** begin Dataset records **
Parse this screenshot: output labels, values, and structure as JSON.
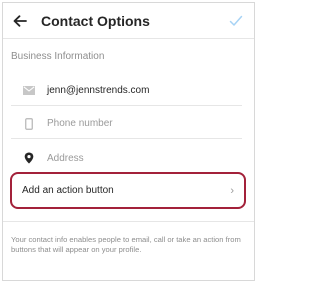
{
  "header": {
    "title": "Contact Options",
    "back_icon": "back-arrow-icon",
    "confirm_icon": "checkmark-icon",
    "accent_color": "#a7d3f5"
  },
  "business_info": {
    "section_title": "Business Information",
    "email": {
      "icon": "mail-icon",
      "value": "jenn@jennstrends.com"
    },
    "phone": {
      "icon": "phone-icon",
      "placeholder": "Phone number"
    },
    "address": {
      "icon": "location-pin-icon",
      "placeholder": "Address"
    }
  },
  "action_button": {
    "label": "Add an action button",
    "chevron": "›",
    "highlight_color": "#a3213a"
  },
  "footer": {
    "text": "Your contact info enables people to email, call or take an action from buttons that will appear on your profile."
  }
}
** end Dataset records **
** Exercise goal **
Pick out the lines containing the string "email".

** The reply **
    "email": {
    "text": "Your contact info enables people to email, call or take an action from buttons that will appear on your profile."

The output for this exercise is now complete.